→ **Objective**
Locate the word "JSON" in the data below, then copy every line that holds it.

→ **Extracted information**

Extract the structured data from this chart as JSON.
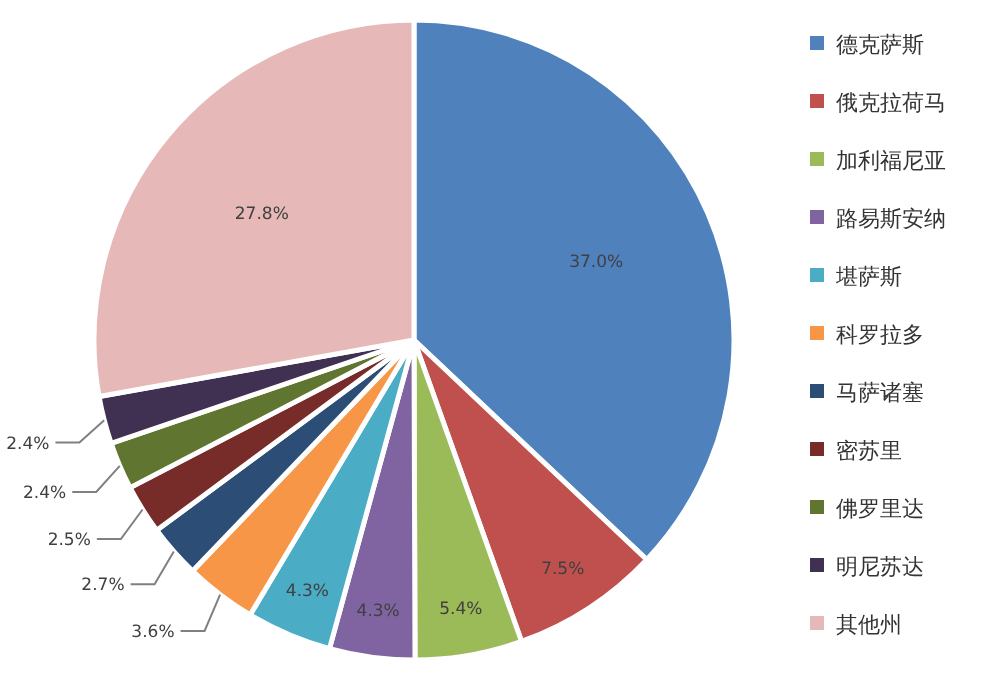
{
  "chart_data": {
    "type": "pie",
    "legend": "right",
    "categories": [
      "德克萨斯",
      "俄克拉荷马",
      "加利福尼亚",
      "路易斯安纳",
      "堪萨斯",
      "科罗拉多",
      "马萨诸塞",
      "密苏里",
      "佛罗里达",
      "明尼苏达",
      "其他州"
    ],
    "values": [
      37.0,
      7.5,
      5.4,
      4.3,
      4.3,
      3.6,
      2.7,
      2.5,
      2.4,
      2.4,
      27.8
    ],
    "colors": [
      "#4f81bd",
      "#c0504d",
      "#9bbb59",
      "#8064a2",
      "#4bacc6",
      "#f79646",
      "#2c4d75",
      "#772c2a",
      "#5f7530",
      "#403152",
      "#e6b9b8"
    ],
    "value_labels": [
      "37.0%",
      "7.5%",
      "5.4%",
      "4.3%",
      "4.3%",
      "3.6%",
      "2.7%",
      "2.5%",
      "2.4%",
      "2.4%",
      "27.8%"
    ]
  }
}
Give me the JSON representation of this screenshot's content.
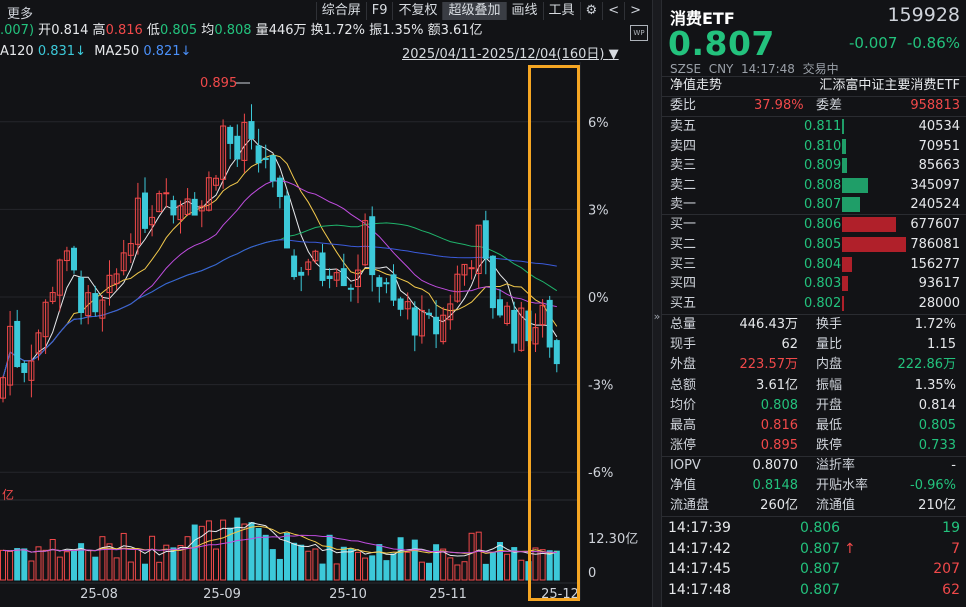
{
  "toolbar": {
    "more": "更多",
    "items": [
      "综合屏",
      "F9",
      "不复权",
      "超级叠加",
      "画线",
      "工具"
    ],
    "active": "超级叠加",
    "gear_icon": "gear-icon",
    "prev_icon": "chevron-left-icon",
    "next_icon": "chevron-right-icon"
  },
  "quote": {
    "prefix": ".007)",
    "open_label": "开",
    "open": "0.814",
    "high_label": "高",
    "high": "0.816",
    "low_label": "低",
    "low": "0.805",
    "avg_label": "均",
    "avg": "0.808",
    "vol_label": "量",
    "vol": "446万",
    "turnover_label": "换",
    "turnover": "1.72%",
    "amp_label": "振",
    "amp": "1.35%",
    "amount_label": "额",
    "amount": "3.61亿"
  },
  "ma": {
    "ma120_label": "A120",
    "ma120": "0.831↓",
    "ma250_label": "MA250",
    "ma250": "0.821↓"
  },
  "range": "2025/04/11-2025/12/04(160日)",
  "chart_data": {
    "type": "candlestick",
    "y_axis_labels": [
      "6%",
      "3%",
      "0%",
      "-3%",
      "-6%"
    ],
    "x_axis_labels": [
      "25-08",
      "25-09",
      "25-10",
      "25-11",
      "25-12"
    ],
    "peak_label": "0.895",
    "volume_axis_labels": [
      "12.30亿",
      "0"
    ],
    "volume_unit": "亿"
  },
  "panel": {
    "name": "消费ETF",
    "code": "159928",
    "price": "0.807",
    "change": "-0.007",
    "change_pct": "-0.86%",
    "market": "SZSE",
    "currency": "CNY",
    "time": "14:17:48",
    "status": "交易中",
    "tab": "净值走势",
    "fund_name": "汇添富中证主要消费ETF",
    "webi_label": "委比",
    "webi": "37.98%",
    "weicha_label": "委差",
    "weicha": "958813",
    "asks": [
      {
        "label": "卖五",
        "price": "0.811",
        "vol": "40534",
        "frac": 0.03
      },
      {
        "label": "卖四",
        "price": "0.810",
        "vol": "70951",
        "frac": 0.05
      },
      {
        "label": "卖三",
        "price": "0.809",
        "vol": "85663",
        "frac": 0.06
      },
      {
        "label": "卖二",
        "price": "0.808",
        "vol": "345097",
        "frac": 0.33
      },
      {
        "label": "卖一",
        "price": "0.807",
        "vol": "240524",
        "frac": 0.22
      }
    ],
    "bids": [
      {
        "label": "买一",
        "price": "0.806",
        "vol": "677607",
        "frac": 0.68
      },
      {
        "label": "买二",
        "price": "0.805",
        "vol": "786081",
        "frac": 0.8
      },
      {
        "label": "买三",
        "price": "0.804",
        "vol": "156277",
        "frac": 0.13
      },
      {
        "label": "买四",
        "price": "0.803",
        "vol": "93617",
        "frac": 0.07
      },
      {
        "label": "买五",
        "price": "0.802",
        "vol": "28000",
        "frac": 0.02
      }
    ],
    "stats": [
      [
        "总量",
        "446.43万",
        "white",
        "换手",
        "1.72%",
        "white"
      ],
      [
        "现手",
        "62",
        "white",
        "量比",
        "1.15",
        "white"
      ],
      [
        "外盘",
        "223.57万",
        "red",
        "内盘",
        "222.86万",
        "green"
      ],
      [
        "总额",
        "3.61亿",
        "white",
        "振幅",
        "1.35%",
        "white"
      ],
      [
        "均价",
        "0.808",
        "green",
        "开盘",
        "0.814",
        "white"
      ],
      [
        "最高",
        "0.816",
        "red",
        "最低",
        "0.805",
        "green"
      ],
      [
        "涨停",
        "0.895",
        "red",
        "跌停",
        "0.733",
        "green"
      ]
    ],
    "stats2": [
      [
        "IOPV",
        "0.8070",
        "white",
        "溢折率",
        "-",
        "white"
      ],
      [
        "净值",
        "0.8148",
        "green",
        "开贴水率",
        "-0.96%",
        "green"
      ],
      [
        "流通盘",
        "260亿",
        "white",
        "流通值",
        "210亿",
        "white"
      ]
    ],
    "ticks": [
      {
        "time": "14:17:39",
        "price": "0.806",
        "vol": "19",
        "vcolor": "green",
        "arrow": ""
      },
      {
        "time": "14:17:42",
        "price": "0.807",
        "vol": "7",
        "vcolor": "red",
        "arrow": "↑"
      },
      {
        "time": "14:17:45",
        "price": "0.807",
        "vol": "207",
        "vcolor": "red",
        "arrow": ""
      },
      {
        "time": "14:17:48",
        "price": "0.807",
        "vol": "62",
        "vcolor": "red",
        "arrow": ""
      }
    ]
  },
  "colors": {
    "up": "#f0494a",
    "down": "#3cc9d9",
    "highlight": "#f5a623"
  }
}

→ **Answer in full**
Extract the structured data from this chart as JSON.
Give me the JSON representation of this screenshot's content.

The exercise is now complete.